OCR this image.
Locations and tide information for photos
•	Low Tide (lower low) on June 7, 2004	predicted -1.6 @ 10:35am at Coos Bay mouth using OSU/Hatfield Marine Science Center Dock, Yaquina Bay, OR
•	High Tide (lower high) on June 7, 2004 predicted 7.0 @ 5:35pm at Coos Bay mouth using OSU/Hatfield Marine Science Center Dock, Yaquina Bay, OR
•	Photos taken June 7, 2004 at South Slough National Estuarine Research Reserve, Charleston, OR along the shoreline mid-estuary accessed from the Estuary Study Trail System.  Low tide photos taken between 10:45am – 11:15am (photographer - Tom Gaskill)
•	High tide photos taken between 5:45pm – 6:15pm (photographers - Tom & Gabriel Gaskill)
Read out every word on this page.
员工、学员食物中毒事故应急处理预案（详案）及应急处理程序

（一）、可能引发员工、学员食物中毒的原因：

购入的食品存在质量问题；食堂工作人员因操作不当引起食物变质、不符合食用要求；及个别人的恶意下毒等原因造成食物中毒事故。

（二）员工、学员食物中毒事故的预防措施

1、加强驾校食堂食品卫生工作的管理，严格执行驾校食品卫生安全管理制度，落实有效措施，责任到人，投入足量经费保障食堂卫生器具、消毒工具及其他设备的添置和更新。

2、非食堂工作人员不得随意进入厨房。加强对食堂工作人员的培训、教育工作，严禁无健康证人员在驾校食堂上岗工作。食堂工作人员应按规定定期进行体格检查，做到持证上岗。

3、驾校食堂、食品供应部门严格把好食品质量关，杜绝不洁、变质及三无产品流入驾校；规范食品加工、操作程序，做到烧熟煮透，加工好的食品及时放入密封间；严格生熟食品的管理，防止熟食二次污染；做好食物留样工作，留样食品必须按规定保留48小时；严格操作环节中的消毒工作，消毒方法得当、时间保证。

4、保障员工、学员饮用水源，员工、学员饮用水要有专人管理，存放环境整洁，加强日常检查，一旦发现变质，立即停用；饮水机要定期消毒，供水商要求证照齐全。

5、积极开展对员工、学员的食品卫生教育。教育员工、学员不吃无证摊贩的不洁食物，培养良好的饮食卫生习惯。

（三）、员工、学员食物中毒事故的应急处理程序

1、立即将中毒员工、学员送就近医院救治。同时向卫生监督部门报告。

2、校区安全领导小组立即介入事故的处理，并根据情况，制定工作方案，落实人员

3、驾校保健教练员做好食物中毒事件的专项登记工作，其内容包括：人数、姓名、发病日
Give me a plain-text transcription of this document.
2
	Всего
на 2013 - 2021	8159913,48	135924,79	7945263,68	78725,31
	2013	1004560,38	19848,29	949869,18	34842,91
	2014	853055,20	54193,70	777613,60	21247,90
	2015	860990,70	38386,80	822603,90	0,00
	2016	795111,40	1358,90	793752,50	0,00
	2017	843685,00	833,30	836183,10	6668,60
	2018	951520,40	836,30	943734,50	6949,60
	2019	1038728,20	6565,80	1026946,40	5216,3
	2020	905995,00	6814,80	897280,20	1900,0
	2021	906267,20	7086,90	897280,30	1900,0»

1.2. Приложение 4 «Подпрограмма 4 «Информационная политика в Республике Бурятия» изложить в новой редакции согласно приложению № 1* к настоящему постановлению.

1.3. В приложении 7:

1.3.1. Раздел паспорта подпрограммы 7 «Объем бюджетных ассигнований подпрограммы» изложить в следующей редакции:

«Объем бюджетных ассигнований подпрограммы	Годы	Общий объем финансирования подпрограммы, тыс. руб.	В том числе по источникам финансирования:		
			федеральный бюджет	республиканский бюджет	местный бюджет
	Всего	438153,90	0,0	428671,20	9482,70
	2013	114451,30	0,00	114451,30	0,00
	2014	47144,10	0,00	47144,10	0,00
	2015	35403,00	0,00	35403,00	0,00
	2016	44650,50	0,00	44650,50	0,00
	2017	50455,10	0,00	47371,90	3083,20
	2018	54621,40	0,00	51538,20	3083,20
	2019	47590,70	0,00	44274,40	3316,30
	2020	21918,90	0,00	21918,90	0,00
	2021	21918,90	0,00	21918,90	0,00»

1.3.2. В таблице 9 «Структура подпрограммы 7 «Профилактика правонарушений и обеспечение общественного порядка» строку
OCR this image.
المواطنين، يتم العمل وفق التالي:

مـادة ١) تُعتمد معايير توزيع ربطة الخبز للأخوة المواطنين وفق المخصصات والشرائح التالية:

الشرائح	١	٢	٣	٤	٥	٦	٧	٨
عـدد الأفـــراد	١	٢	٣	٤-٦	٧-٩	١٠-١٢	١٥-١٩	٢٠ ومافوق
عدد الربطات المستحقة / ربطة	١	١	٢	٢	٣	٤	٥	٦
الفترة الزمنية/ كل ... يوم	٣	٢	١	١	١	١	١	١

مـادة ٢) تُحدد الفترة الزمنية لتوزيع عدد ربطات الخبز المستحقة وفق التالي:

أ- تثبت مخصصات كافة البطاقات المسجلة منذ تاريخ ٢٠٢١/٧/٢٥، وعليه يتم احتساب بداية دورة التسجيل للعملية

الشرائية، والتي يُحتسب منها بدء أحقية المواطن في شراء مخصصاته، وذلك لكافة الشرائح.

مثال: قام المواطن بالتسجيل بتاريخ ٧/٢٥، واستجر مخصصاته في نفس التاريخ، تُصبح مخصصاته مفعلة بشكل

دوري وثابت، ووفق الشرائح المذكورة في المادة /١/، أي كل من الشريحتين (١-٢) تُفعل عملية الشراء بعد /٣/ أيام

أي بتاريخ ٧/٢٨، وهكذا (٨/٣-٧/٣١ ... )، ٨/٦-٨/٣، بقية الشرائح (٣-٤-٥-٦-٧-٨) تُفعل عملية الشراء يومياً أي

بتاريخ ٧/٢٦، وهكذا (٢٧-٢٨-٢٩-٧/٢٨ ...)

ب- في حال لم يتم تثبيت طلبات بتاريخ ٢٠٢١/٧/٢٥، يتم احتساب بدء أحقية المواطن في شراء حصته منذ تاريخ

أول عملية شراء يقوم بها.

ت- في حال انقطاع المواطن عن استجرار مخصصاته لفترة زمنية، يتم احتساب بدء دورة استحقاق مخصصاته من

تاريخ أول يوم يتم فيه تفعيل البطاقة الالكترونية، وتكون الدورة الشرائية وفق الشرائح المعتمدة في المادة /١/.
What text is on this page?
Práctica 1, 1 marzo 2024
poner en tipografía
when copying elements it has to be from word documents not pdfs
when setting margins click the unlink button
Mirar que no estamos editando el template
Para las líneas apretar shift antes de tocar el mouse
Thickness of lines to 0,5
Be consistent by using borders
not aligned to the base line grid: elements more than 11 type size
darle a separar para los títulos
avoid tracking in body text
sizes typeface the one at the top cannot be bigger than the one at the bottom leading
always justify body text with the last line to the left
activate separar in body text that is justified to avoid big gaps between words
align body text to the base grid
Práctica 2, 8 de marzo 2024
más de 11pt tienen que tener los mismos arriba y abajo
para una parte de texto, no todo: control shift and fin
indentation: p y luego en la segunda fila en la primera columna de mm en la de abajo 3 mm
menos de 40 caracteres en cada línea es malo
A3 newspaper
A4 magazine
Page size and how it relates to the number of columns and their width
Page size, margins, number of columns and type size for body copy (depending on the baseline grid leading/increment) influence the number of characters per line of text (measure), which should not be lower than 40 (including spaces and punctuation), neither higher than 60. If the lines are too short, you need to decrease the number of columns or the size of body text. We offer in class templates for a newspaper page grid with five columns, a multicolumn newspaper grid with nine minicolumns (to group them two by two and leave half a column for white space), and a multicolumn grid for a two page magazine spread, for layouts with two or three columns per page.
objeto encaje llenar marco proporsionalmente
☆ ☆ ☆
■ TASK BRIEF ■
From the records above, please extract every line and repeat it exactly.

■ WORKED ANSWER ■
OCR this image.
Locations and tide information for photos
•	Low Tide (lower low) on June 7, 2004	predicted -1.6 @ 10:35am at Coos Bay mouth using OSU/Hatfield Marine Science Center Dock, Yaquina Bay, OR
•	High Tide (lower high) on June 7, 2004 predicted 7.0 @ 5:35pm at Coos Bay mouth using OSU/Hatfield Marine Science Center Dock, Yaquina Bay, OR
•	Photos taken June 7, 2004 at South Slough National Estuarine Research Reserve, Charleston, OR along the shoreline mid-estuary accessed from the Estuary Study Trail System.  Low tide photos taken between 10:45am – 11:15am (photographer - Tom Gaskill)
•	High tide photos taken between 5:45pm – 6:15pm (photographers - Tom & Gabriel Gaskill)
Read out every word on this page.
员工、学员食物中毒事故应急处理预案（详案）及应急处理程序

（一）、可能引发员工、学员食物中毒的原因：

购入的食品存在质量问题；食堂工作人员因操作不当引起食物变质、不符合食用要求；及个别人的恶意下毒等原因造成食物中毒事故。

（二）员工、学员食物中毒事故的预防措施

1、加强驾校食堂食品卫生工作的管理，严格执行驾校食品卫生安全管理制度，落实有效措施，责任到人，投入足量经费保障食堂卫生器具、消毒工具及其他设备的添置和更新。

2、非食堂工作人员不得随意进入厨房。加强对食堂工作人员的培训、教育工作，严禁无健康证人员在驾校食堂上岗工作。食堂工作人员应按规定定期进行体格检查，做到持证上岗。

3、驾校食堂、食品供应部门严格把好食品质量关，杜绝不洁、变质及三无产品流入驾校；规范食品加工、操作程序，做到烧熟煮透，加工好的食品及时放入密封间；严格生熟食品的管理，防止熟食二次污染；做好食物留样工作，留样食品必须按规定保留48小时；严格操作环节中的消毒工作，消毒方法得当、时间保证。

4、保障员工、学员饮用水源，员工、学员饮用水要有专人管理，存放环境整洁，加强日常检查，一旦发现变质，立即停用；饮水机要定期消毒，供水商要求证照齐全。

5、积极开展对员工、学员的食品卫生教育。教育员工、学员不吃无证摊贩的不洁食物，培养良好的饮食卫生习惯。

（三）、员工、学员食物中毒事故的应急处理程序

1、立即将中毒员工、学员送就近医院救治。同时向卫生监督部门报告。

2、校区安全领导小组立即介入事故的处理，并根据情况，制定工作方案，落实人员

3、驾校保健教练员做好食物中毒事件的专项登记工作，其内容包括：人数、姓名、发病日
Give me a plain-text transcription of this document.
2
	Всего
на 2013 - 2021	8159913,48	135924,79	7945263,68	78725,31
	2013	1004560,38	19848,29	949869,18	34842,91
	2014	853055,20	54193,70	777613,60	21247,90
	2015	860990,70	38386,80	822603,90	0,00
	2016	795111,40	1358,90	793752,50	0,00
	2017	843685,00	833,30	836183,10	6668,60
	2018	951520,40	836,30	943734,50	6949,60
	2019	1038728,20	6565,80	1026946,40	5216,3
	2020	905995,00	6814,80	897280,20	1900,0
	2021	906267,20	7086,90	897280,30	1900,0»

1.2. Приложение 4 «Подпрограмма 4 «Информационная политика в Республике Бурятия» изложить в новой редакции согласно приложению № 1* к настоящему постановлению.

1.3. В приложении 7:

1.3.1. Раздел паспорта подпрограммы 7 «Объем бюджетных ассигнований подпрограммы» изложить в следующей редакции:

«Объем бюджетных ассигнований подпрограммы	Годы	Общий объем финансирования подпрограммы, тыс. руб.	В том числе по источникам финансирования:		
			федеральный бюджет	республиканский бюджет	местный бюджет
	Всего	438153,90	0,0	428671,20	9482,70
	2013	114451,30	0,00	114451,30	0,00
	2014	47144,10	0,00	47144,10	0,00
	2015	35403,00	0,00	35403,00	0,00
	2016	44650,50	0,00	44650,50	0,00
	2017	50455,10	0,00	47371,90	3083,20
	2018	54621,40	0,00	51538,20	3083,20
	2019	47590,70	0,00	44274,40	3316,30
	2020	21918,90	0,00	21918,90	0,00
	2021	21918,90	0,00	21918,90	0,00»

1.3.2. В таблице 9 «Структура подпрограммы 7 «Профилактика правонарушений и обеспечение общественного порядка» строку
OCR this image.
المواطنين، يتم العمل وفق التالي:

مـادة ١) تُعتمد معايير توزيع ربطة الخبز للأخوة المواطنين وفق المخصصات والشرائح التالية:

الشرائح	١	٢	٣	٤	٥	٦	٧	٨
عـدد الأفـــراد	١	٢	٣	٤-٦	٧-٩	١٠-١٢	١٥-١٩	٢٠ ومافوق
عدد الربطات المستحقة / ربطة	١	١	٢	٢	٣	٤	٥	٦
الفترة الزمنية/ كل ... يوم	٣	٢	١	١	١	١	١	١

مـادة ٢) تُحدد الفترة الزمنية لتوزيع عدد ربطات الخبز المستحقة وفق التالي:

أ- تثبت مخصصات كافة البطاقات المسجلة منذ تاريخ ٢٠٢١/٧/٢٥، وعليه يتم احتساب بداية دورة التسجيل للعملية

الشرائية، والتي يُحتسب منها بدء أحقية المواطن في شراء مخصصاته، وذلك لكافة الشرائح.

مثال: قام المواطن بالتسجيل بتاريخ ٧/٢٥، واستجر مخصصاته في نفس التاريخ، تُصبح مخصصاته مفعلة بشكل

دوري وثابت، ووفق الشرائح المذكورة في المادة /١/، أي كل من الشريحتين (١-٢) تُفعل عملية الشراء بعد /٣/ أيام

أي بتاريخ ٧/٢٨، وهكذا (٨/٣-٧/٣١ ... )، ٨/٦-٨/٣، بقية الشرائح (٣-٤-٥-٦-٧-٨) تُفعل عملية الشراء يومياً أي

بتاريخ ٧/٢٦، وهكذا (٢٧-٢٨-٢٩-٧/٢٨ ...)

ب- في حال لم يتم تثبيت طلبات بتاريخ ٢٠٢١/٧/٢٥، يتم احتساب بدء أحقية المواطن في شراء حصته منذ تاريخ

أول عملية شراء يقوم بها.

ت- في حال انقطاع المواطن عن استجرار مخصصاته لفترة زمنية، يتم احتساب بدء دورة استحقاق مخصصاته من

تاريخ أول يوم يتم فيه تفعيل البطاقة الالكترونية، وتكون الدورة الشرائية وفق الشرائح المعتمدة في المادة /١/.
What text is on this page?
Práctica 1, 1 marzo 2024
poner en tipografía
when copying elements it has to be from word documents not pdfs
when setting margins click the unlink button
Mirar que no estamos editando el template
Para las líneas apretar shift antes de tocar el mouse
Thickness of lines to 0,5
Be consistent by using borders
not aligned to the base line grid: elements more than 11 type size
darle a separar para los títulos
avoid tracking in body text
sizes typeface the one at the top cannot be bigger than the one at the bottom leading
always justify body text with the last line to the left
activate separar in body text that is justified to avoid big gaps between words
align body text to the base grid
Práctica 2, 8 de marzo 2024
más de 11pt tienen que tener los mismos arriba y abajo
para una parte de texto, no todo: control shift and fin
indentation: p y luego en la segunda fila en la primera columna de mm en la de abajo 3 mm
menos de 40 caracteres en cada línea es malo
A3 newspaper
A4 magazine
Page size and how it relates to the number of columns and their width
Page size, margins, number of columns and type size for body copy (depending on the baseline grid leading/increment) influence the number of characters per line of text (measure), which should not be lower than 40 (including spaces and punctuation), neither higher than 60. If the lines are too short, you need to decrease the number of columns or the size of body text. We offer in class templates for a newspaper page grid with five columns, a multicolumn newspaper grid with nine minicolumns (to group them two by two and leave half a column for white space), and a multicolumn grid for a two page magazine spread, for layouts with two or three columns per page.
objeto encaje llenar marco proporsionalmente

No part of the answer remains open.